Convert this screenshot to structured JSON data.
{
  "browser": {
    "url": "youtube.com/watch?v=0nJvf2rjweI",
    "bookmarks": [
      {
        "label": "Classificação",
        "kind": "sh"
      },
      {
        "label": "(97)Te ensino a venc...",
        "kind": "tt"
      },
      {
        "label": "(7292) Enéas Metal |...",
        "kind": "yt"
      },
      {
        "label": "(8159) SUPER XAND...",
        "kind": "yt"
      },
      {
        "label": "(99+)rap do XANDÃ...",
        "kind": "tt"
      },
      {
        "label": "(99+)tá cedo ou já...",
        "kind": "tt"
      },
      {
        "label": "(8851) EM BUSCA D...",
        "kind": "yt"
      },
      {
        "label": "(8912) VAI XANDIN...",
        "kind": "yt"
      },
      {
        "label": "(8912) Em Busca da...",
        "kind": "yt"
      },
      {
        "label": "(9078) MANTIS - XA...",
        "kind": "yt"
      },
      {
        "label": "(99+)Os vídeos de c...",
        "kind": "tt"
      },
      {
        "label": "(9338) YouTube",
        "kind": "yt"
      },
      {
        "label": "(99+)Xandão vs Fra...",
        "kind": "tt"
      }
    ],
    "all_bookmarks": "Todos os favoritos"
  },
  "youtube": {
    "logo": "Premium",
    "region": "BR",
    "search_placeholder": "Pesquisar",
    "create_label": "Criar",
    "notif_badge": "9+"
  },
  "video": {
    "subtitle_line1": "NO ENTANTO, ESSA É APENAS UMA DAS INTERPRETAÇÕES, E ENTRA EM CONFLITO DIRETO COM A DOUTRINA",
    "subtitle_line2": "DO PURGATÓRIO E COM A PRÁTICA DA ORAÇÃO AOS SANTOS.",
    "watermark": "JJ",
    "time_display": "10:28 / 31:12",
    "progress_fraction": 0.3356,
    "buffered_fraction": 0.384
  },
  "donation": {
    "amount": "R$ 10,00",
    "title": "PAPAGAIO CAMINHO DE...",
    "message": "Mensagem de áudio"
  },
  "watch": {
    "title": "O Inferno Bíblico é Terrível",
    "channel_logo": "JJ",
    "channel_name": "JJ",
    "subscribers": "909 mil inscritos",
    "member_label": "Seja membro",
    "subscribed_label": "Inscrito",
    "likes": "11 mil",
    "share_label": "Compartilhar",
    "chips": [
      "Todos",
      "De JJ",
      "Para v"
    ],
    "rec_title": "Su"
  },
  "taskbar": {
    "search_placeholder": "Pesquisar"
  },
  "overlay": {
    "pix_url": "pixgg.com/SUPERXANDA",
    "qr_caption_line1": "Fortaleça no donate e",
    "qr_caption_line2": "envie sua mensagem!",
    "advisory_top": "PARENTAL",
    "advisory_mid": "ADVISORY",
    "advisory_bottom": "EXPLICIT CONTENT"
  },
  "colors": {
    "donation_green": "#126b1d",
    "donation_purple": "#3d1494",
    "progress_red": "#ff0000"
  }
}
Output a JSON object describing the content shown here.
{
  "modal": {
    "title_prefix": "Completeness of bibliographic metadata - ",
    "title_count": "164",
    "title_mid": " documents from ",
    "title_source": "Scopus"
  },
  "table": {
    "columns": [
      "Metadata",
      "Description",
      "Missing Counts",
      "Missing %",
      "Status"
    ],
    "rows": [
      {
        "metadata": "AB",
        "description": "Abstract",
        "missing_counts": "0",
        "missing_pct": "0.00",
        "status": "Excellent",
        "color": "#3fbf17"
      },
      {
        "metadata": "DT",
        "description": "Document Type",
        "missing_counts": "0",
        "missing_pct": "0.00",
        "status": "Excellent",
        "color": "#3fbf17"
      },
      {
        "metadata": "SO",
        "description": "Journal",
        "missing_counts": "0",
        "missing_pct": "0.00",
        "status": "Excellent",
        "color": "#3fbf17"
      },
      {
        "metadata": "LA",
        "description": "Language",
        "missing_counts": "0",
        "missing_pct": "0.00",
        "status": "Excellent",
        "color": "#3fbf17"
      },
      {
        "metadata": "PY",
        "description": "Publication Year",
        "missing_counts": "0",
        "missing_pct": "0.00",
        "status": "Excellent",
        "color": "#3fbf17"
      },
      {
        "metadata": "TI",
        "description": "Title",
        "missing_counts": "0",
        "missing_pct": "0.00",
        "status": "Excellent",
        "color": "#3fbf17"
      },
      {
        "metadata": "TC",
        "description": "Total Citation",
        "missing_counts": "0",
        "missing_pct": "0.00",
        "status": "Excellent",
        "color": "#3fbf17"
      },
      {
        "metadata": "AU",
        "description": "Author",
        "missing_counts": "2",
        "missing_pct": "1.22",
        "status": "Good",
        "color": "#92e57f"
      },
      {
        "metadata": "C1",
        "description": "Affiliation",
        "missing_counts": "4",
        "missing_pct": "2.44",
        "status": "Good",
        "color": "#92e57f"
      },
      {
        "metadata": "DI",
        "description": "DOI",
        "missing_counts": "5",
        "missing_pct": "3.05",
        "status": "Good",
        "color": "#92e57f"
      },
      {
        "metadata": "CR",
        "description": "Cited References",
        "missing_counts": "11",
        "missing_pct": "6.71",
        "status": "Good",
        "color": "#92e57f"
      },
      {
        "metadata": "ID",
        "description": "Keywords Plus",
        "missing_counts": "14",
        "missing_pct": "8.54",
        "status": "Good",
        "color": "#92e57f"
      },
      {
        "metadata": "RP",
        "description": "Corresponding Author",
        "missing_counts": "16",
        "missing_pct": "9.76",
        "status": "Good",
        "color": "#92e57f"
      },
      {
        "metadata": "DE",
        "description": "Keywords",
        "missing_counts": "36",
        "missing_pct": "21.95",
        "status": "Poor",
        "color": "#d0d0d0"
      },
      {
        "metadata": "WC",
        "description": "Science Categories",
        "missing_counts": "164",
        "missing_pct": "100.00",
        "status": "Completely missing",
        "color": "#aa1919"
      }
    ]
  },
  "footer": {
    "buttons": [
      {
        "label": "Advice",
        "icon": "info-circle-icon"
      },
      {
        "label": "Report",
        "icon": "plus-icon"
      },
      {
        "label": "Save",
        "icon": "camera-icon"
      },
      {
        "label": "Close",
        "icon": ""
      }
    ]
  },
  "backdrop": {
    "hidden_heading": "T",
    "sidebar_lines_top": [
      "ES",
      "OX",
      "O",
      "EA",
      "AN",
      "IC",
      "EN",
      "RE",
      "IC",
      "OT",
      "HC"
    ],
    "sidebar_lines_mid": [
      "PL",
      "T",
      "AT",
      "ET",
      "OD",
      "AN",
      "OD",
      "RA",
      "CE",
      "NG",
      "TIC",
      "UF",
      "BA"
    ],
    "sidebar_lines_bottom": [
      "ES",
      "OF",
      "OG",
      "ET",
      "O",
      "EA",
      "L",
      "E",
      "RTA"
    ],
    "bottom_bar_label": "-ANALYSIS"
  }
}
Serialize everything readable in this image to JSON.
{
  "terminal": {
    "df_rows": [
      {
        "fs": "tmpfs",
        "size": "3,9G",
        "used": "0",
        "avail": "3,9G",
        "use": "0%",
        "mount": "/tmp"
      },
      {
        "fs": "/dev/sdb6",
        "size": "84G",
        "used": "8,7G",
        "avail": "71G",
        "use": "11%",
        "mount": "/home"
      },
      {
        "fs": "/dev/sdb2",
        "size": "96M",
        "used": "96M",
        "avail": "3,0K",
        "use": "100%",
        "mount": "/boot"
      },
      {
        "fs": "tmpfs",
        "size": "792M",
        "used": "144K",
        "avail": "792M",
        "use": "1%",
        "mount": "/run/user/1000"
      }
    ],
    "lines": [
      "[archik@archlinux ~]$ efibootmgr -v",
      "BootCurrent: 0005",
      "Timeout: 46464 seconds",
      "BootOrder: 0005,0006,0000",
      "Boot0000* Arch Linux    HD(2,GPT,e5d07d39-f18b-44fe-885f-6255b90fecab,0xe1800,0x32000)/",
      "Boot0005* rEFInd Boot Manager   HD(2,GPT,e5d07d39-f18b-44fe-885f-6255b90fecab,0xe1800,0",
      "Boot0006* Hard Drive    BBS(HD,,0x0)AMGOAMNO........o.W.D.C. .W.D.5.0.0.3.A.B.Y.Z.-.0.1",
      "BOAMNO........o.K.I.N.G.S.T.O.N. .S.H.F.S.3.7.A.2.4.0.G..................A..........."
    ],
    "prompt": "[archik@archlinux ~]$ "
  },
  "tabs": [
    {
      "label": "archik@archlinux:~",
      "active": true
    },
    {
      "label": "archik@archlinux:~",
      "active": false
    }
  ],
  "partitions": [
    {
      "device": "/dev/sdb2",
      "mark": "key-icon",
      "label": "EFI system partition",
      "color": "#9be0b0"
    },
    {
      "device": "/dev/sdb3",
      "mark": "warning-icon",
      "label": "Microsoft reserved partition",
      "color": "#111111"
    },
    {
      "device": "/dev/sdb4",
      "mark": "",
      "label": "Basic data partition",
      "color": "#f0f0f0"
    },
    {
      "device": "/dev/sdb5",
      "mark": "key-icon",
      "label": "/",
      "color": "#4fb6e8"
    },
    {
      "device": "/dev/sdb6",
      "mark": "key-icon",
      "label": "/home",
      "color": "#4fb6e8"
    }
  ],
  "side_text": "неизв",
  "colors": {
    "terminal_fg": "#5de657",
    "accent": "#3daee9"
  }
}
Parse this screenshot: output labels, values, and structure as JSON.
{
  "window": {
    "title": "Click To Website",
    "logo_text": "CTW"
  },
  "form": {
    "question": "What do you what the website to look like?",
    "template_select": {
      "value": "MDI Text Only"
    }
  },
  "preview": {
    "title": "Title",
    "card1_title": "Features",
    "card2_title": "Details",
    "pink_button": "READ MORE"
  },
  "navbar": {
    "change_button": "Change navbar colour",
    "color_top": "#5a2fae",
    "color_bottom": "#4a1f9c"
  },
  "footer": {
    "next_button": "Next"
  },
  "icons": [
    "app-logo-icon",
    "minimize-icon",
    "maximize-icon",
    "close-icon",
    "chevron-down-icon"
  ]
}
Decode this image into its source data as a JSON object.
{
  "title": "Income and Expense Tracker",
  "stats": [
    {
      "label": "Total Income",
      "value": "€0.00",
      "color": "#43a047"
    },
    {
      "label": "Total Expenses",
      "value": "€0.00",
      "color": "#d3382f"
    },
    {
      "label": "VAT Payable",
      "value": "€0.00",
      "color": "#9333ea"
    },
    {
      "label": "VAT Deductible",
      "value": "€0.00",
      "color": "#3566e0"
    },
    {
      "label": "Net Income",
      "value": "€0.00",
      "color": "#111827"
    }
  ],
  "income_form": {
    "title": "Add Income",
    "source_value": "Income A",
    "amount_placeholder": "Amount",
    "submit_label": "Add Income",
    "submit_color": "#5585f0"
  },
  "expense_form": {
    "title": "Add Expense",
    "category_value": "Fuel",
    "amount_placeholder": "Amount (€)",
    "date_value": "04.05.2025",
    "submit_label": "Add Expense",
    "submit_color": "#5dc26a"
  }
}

****************************************

## Challenge
Collect, from the material above, every line containing the word "JSON".

## Solution to this task
Convert this screenshot to structured JSON data.
Output a JSON object describing the content shown here.
Serialize everything readable in this image to JSON.
Parse this screenshot: output labels, values, and structure as JSON.
Decode this image into its source data as a JSON object.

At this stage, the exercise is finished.